Exercise aim: Transcribe the entries below exactly.

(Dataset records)
****************
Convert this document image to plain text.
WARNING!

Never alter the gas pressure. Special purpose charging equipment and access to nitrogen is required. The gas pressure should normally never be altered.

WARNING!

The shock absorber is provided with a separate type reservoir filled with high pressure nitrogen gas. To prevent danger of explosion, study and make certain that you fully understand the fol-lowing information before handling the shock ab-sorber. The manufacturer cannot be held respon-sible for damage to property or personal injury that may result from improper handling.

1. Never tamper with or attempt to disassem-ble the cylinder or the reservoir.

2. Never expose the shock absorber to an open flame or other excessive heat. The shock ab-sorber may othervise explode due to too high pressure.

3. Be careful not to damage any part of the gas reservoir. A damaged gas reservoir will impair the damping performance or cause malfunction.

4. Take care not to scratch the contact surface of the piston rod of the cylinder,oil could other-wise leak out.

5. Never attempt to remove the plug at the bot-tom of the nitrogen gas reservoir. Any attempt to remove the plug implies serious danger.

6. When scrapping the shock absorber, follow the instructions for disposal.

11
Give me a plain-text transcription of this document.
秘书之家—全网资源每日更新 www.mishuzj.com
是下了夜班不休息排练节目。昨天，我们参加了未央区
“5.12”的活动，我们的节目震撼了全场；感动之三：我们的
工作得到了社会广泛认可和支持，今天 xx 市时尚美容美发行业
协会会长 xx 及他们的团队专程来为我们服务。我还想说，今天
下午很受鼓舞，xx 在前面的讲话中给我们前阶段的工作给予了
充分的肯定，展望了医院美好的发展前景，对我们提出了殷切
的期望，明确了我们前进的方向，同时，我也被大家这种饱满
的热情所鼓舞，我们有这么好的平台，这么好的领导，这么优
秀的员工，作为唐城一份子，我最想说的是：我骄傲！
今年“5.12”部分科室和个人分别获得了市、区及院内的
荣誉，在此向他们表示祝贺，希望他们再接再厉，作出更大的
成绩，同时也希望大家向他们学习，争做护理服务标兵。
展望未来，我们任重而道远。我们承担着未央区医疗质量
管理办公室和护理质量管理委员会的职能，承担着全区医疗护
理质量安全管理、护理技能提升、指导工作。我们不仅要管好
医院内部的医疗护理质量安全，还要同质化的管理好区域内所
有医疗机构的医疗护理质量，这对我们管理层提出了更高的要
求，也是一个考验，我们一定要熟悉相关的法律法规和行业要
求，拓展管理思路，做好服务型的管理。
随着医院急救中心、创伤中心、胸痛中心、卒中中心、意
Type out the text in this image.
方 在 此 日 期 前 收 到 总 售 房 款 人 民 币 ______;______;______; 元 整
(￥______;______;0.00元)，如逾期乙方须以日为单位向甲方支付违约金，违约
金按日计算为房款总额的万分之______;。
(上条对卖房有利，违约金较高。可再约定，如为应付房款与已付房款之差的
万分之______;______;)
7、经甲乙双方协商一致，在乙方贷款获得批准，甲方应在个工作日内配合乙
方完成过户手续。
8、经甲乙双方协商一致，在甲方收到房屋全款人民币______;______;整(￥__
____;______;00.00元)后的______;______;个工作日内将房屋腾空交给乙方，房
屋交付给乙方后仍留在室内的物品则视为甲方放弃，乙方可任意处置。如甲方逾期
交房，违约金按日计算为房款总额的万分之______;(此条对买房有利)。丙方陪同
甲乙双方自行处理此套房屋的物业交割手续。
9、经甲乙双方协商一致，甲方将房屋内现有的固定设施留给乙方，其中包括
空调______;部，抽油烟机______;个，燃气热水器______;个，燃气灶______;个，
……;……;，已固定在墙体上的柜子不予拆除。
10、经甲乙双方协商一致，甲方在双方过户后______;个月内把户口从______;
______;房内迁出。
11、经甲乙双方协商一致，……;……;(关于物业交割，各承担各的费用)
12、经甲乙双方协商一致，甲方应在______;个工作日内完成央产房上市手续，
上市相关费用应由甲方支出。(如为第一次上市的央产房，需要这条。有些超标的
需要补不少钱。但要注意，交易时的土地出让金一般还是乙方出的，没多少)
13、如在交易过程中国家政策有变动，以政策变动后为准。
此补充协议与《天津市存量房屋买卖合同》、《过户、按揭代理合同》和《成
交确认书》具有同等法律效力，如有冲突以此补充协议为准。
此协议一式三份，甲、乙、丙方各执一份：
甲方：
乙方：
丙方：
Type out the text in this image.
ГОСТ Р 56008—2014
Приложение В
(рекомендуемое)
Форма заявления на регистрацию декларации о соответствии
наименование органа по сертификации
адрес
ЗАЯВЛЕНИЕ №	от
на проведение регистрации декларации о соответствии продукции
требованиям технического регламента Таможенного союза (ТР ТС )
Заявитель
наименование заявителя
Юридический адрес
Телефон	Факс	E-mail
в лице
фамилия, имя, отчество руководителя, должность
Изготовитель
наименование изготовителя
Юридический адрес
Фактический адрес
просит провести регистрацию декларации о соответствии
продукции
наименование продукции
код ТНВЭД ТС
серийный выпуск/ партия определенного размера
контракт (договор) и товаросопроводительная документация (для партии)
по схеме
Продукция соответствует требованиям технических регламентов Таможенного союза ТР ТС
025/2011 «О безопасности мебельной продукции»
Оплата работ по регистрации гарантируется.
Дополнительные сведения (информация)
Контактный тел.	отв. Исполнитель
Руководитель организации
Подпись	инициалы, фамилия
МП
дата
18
****************
Output below:
Convert this document image to plain text.
WARNING!

Never alter the gas pressure. Special purpose charging equipment and access to nitrogen is required. The gas pressure should normally never be altered.

WARNING!

The shock absorber is provided with a separate type reservoir filled with high pressure nitrogen gas. To prevent danger of explosion, study and make certain that you fully understand the fol-lowing information before handling the shock ab-sorber. The manufacturer cannot be held respon-sible for damage to property or personal injury that may result from improper handling.

1. Never tamper with or attempt to disassem-ble the cylinder or the reservoir.

2. Never expose the shock absorber to an open flame or other excessive heat. The shock ab-sorber may othervise explode due to too high pressure.

3. Be careful not to damage any part of the gas reservoir. A damaged gas reservoir will impair the damping performance or cause malfunction.

4. Take care not to scratch the contact surface of the piston rod of the cylinder,oil could other-wise leak out.

5. Never attempt to remove the plug at the bot-tom of the nitrogen gas reservoir. Any attempt to remove the plug implies serious danger.

6. When scrapping the shock absorber, follow the instructions for disposal.

11
Give me a plain-text transcription of this document.
秘书之家—全网资源每日更新 www.mishuzj.com
是下了夜班不休息排练节目。昨天，我们参加了未央区
“5.12”的活动，我们的节目震撼了全场；感动之三：我们的
工作得到了社会广泛认可和支持，今天 xx 市时尚美容美发行业
协会会长 xx 及他们的团队专程来为我们服务。我还想说，今天
下午很受鼓舞，xx 在前面的讲话中给我们前阶段的工作给予了
充分的肯定，展望了医院美好的发展前景，对我们提出了殷切
的期望，明确了我们前进的方向，同时，我也被大家这种饱满
的热情所鼓舞，我们有这么好的平台，这么好的领导，这么优
秀的员工，作为唐城一份子，我最想说的是：我骄傲！
今年“5.12”部分科室和个人分别获得了市、区及院内的
荣誉，在此向他们表示祝贺，希望他们再接再厉，作出更大的
成绩，同时也希望大家向他们学习，争做护理服务标兵。
展望未来，我们任重而道远。我们承担着未央区医疗质量
管理办公室和护理质量管理委员会的职能，承担着全区医疗护
理质量安全管理、护理技能提升、指导工作。我们不仅要管好
医院内部的医疗护理质量安全，还要同质化的管理好区域内所
有医疗机构的医疗护理质量，这对我们管理层提出了更高的要
求，也是一个考验，我们一定要熟悉相关的法律法规和行业要
求，拓展管理思路，做好服务型的管理。
随着医院急救中心、创伤中心、胸痛中心、卒中中心、意
Type out the text in this image.
方 在 此 日 期 前 收 到 总 售 房 款 人 民 币 ______;______;______; 元 整
(￥______;______;0.00元)，如逾期乙方须以日为单位向甲方支付违约金，违约
金按日计算为房款总额的万分之______;。
(上条对卖房有利，违约金较高。可再约定，如为应付房款与已付房款之差的
万分之______;______;)
7、经甲乙双方协商一致，在乙方贷款获得批准，甲方应在个工作日内配合乙
方完成过户手续。
8、经甲乙双方协商一致，在甲方收到房屋全款人民币______;______;整(￥__
____;______;00.00元)后的______;______;个工作日内将房屋腾空交给乙方，房
屋交付给乙方后仍留在室内的物品则视为甲方放弃，乙方可任意处置。如甲方逾期
交房，违约金按日计算为房款总额的万分之______;(此条对买房有利)。丙方陪同
甲乙双方自行处理此套房屋的物业交割手续。
9、经甲乙双方协商一致，甲方将房屋内现有的固定设施留给乙方，其中包括
空调______;部，抽油烟机______;个，燃气热水器______;个，燃气灶______;个，
……;……;，已固定在墙体上的柜子不予拆除。
10、经甲乙双方协商一致，甲方在双方过户后______;个月内把户口从______;
______;房内迁出。
11、经甲乙双方协商一致，……;……;(关于物业交割，各承担各的费用)
12、经甲乙双方协商一致，甲方应在______;个工作日内完成央产房上市手续，
上市相关费用应由甲方支出。(如为第一次上市的央产房，需要这条。有些超标的
需要补不少钱。但要注意，交易时的土地出让金一般还是乙方出的，没多少)
13、如在交易过程中国家政策有变动，以政策变动后为准。
此补充协议与《天津市存量房屋买卖合同》、《过户、按揭代理合同》和《成
交确认书》具有同等法律效力，如有冲突以此补充协议为准。
此协议一式三份，甲、乙、丙方各执一份：
甲方：
乙方：
丙方：
Type out the text in this image.
ГОСТ Р 56008—2014
Приложение В
(рекомендуемое)
Форма заявления на регистрацию декларации о соответствии
наименование органа по сертификации
адрес
ЗАЯВЛЕНИЕ №	от
на проведение регистрации декларации о соответствии продукции
требованиям технического регламента Таможенного союза (ТР ТС )
Заявитель
наименование заявителя
Юридический адрес
Телефон	Факс	E-mail
в лице
фамилия, имя, отчество руководителя, должность
Изготовитель
наименование изготовителя
Юридический адрес
Фактический адрес
просит провести регистрацию декларации о соответствии
продукции
наименование продукции
код ТНВЭД ТС
серийный выпуск/ партия определенного размера
контракт (договор) и товаросопроводительная документация (для партии)
по схеме
Продукция соответствует требованиям технических регламентов Таможенного союза ТР ТС
025/2011 «О безопасности мебельной продукции»
Оплата работ по регистрации гарантируется.
Дополнительные сведения (информация)
Контактный тел.	отв. Исполнитель
Руководитель организации
Подпись	инициалы, фамилия
МП
дата
18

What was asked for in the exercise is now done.